Please copy every line of the records below word for word, changing nothing.
====
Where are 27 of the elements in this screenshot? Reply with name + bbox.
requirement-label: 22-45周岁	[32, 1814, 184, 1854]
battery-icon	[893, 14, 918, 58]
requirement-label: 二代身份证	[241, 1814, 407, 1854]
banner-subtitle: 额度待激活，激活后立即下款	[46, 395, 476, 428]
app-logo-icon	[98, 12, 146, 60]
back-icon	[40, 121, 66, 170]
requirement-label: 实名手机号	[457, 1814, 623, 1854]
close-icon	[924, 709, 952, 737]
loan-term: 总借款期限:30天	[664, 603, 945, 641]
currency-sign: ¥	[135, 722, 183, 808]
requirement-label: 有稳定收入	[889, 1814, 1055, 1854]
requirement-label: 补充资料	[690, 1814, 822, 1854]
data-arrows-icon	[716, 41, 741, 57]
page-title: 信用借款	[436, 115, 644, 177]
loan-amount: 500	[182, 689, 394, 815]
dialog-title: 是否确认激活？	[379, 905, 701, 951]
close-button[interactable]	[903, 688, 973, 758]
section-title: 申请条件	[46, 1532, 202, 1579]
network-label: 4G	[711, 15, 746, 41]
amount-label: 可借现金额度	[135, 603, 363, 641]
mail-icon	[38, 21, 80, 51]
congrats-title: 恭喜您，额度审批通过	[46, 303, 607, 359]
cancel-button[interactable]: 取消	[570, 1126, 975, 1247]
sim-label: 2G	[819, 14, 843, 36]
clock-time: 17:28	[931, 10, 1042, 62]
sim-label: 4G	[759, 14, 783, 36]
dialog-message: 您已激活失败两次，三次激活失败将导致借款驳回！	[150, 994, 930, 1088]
====
• **SOLUTION FOR THIS PROBLEM**
Where are 27 of the elements in this screenshot? Reply with name + bbox.
requirement-label: 22-45周岁	[32, 1814, 184, 1854]
battery-icon	[893, 14, 918, 58]
requirement-label: 二代身份证	[241, 1814, 407, 1854]
banner-subtitle: 额度待激活，激活后立即下款	[46, 395, 476, 428]
app-logo-icon	[98, 12, 146, 60]
back-icon	[40, 121, 66, 170]
requirement-label: 实名手机号	[457, 1814, 623, 1854]
close-icon	[924, 709, 952, 737]
loan-term: 总借款期限:30天	[664, 603, 945, 641]
currency-sign: ¥	[135, 722, 183, 808]
requirement-label: 有稳定收入	[889, 1814, 1055, 1854]
requirement-label: 补充资料	[690, 1814, 822, 1854]
data-arrows-icon	[716, 41, 741, 57]
page-title: 信用借款	[436, 115, 644, 177]
loan-amount: 500	[182, 689, 394, 815]
dialog-title: 是否确认激活？	[379, 905, 701, 951]
close-button[interactable]	[903, 688, 973, 758]
section-title: 申请条件	[46, 1532, 202, 1579]
network-label: 4G	[711, 15, 746, 41]
amount-label: 可借现金额度	[135, 603, 363, 641]
mail-icon	[38, 21, 80, 51]
congrats-title: 恭喜您，额度审批通过	[46, 303, 607, 359]
cancel-button[interactable]: 取消	[570, 1126, 975, 1247]
sim-label: 2G	[819, 14, 843, 36]
clock-time: 17:28	[931, 10, 1042, 62]
sim-label: 4G	[759, 14, 783, 36]
dialog-message: 您已激活失败两次，三次激活失败将导致借款驳回！	[150, 994, 930, 1088]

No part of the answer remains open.